▶ JOB: Transcribe each line of the records below exactly, excluding any embedded images.

* START INFORMATION SHOWN *

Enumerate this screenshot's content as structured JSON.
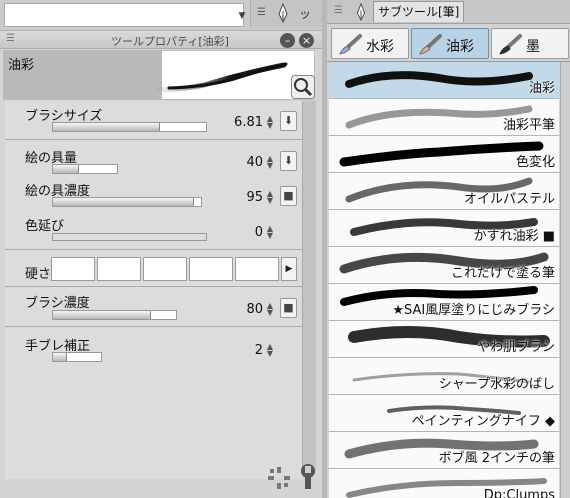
{
  "colors": {
    "selected_row": "#c2d9ea",
    "selected_group": "#b9d3e6",
    "panel_bg": "#d4d4d4"
  },
  "top_tabs": {
    "mini_tab_glyph": "ッ"
  },
  "tool_property": {
    "title": "ツールプロパティ[油彩]",
    "preview_name": "油彩",
    "params": [
      {
        "label": "ブラシサイズ",
        "value": "6.81",
        "fill": 0.7,
        "button": "brush-size-dynamics"
      },
      {
        "label": "絵の具量",
        "value": "40",
        "fill": 0.4,
        "button": "paint-amount-dynamics"
      },
      {
        "label": "絵の具濃度",
        "value": "95",
        "fill": 0.95,
        "button": "paint-density-toggle"
      },
      {
        "label": "色延び",
        "value": "0",
        "fill": 0.0,
        "button": null
      },
      {
        "label": "ブラシ濃度",
        "value": "80",
        "fill": 0.8,
        "button": "brush-density-toggle"
      },
      {
        "label": "手ブレ補正",
        "value": "2",
        "fill": 0.3,
        "button": null
      }
    ],
    "hardness_label": "硬さ"
  },
  "sub_tool": {
    "tab_label": "サブツール[筆]",
    "groups": [
      {
        "label": "水彩",
        "selected": false
      },
      {
        "label": "油彩",
        "selected": true
      },
      {
        "label": "墨",
        "selected": false
      }
    ],
    "brushes": [
      {
        "name": "油彩",
        "selected": true
      },
      {
        "name": "油彩平筆",
        "selected": false
      },
      {
        "name": "色変化",
        "selected": false
      },
      {
        "name": "オイルパステル",
        "selected": false
      },
      {
        "name": "かすれ油彩 ■",
        "selected": false
      },
      {
        "name": "これだけで塗る筆",
        "selected": false
      },
      {
        "name": "★SAI風厚塗りにじみブラシ",
        "selected": false
      },
      {
        "name": "やわ肌ブラシ",
        "selected": false
      },
      {
        "name": "シャープ水彩のばし",
        "selected": false
      },
      {
        "name": "ペインティングナイフ ◆",
        "selected": false
      },
      {
        "name": "ボブ風 2インチの筆",
        "selected": false
      },
      {
        "name": "Dp:Clumps",
        "selected": false
      }
    ]
  }
}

* END INFORMATION SHOWN *

▶ SOLVED EXERCISE:
Enumerate this screenshot's content as structured JSON.
{
  "colors": {
    "selected_row": "#c2d9ea",
    "selected_group": "#b9d3e6",
    "panel_bg": "#d4d4d4"
  },
  "top_tabs": {
    "mini_tab_glyph": "ッ"
  },
  "tool_property": {
    "title": "ツールプロパティ[油彩]",
    "preview_name": "油彩",
    "params": [
      {
        "label": "ブラシサイズ",
        "value": "6.81",
        "fill": 0.7,
        "button": "brush-size-dynamics"
      },
      {
        "label": "絵の具量",
        "value": "40",
        "fill": 0.4,
        "button": "paint-amount-dynamics"
      },
      {
        "label": "絵の具濃度",
        "value": "95",
        "fill": 0.95,
        "button": "paint-density-toggle"
      },
      {
        "label": "色延び",
        "value": "0",
        "fill": 0.0,
        "button": null
      },
      {
        "label": "ブラシ濃度",
        "value": "80",
        "fill": 0.8,
        "button": "brush-density-toggle"
      },
      {
        "label": "手ブレ補正",
        "value": "2",
        "fill": 0.3,
        "button": null
      }
    ],
    "hardness_label": "硬さ"
  },
  "sub_tool": {
    "tab_label": "サブツール[筆]",
    "groups": [
      {
        "label": "水彩",
        "selected": false
      },
      {
        "label": "油彩",
        "selected": true
      },
      {
        "label": "墨",
        "selected": false
      }
    ],
    "brushes": [
      {
        "name": "油彩",
        "selected": true
      },
      {
        "name": "油彩平筆",
        "selected": false
      },
      {
        "name": "色変化",
        "selected": false
      },
      {
        "name": "オイルパステル",
        "selected": false
      },
      {
        "name": "かすれ油彩 ■",
        "selected": false
      },
      {
        "name": "これだけで塗る筆",
        "selected": false
      },
      {
        "name": "★SAI風厚塗りにじみブラシ",
        "selected": false
      },
      {
        "name": "やわ肌ブラシ",
        "selected": false
      },
      {
        "name": "シャープ水彩のばし",
        "selected": false
      },
      {
        "name": "ペインティングナイフ ◆",
        "selected": false
      },
      {
        "name": "ボブ風 2インチの筆",
        "selected": false
      },
      {
        "name": "Dp:Clumps",
        "selected": false
      }
    ]
  }
}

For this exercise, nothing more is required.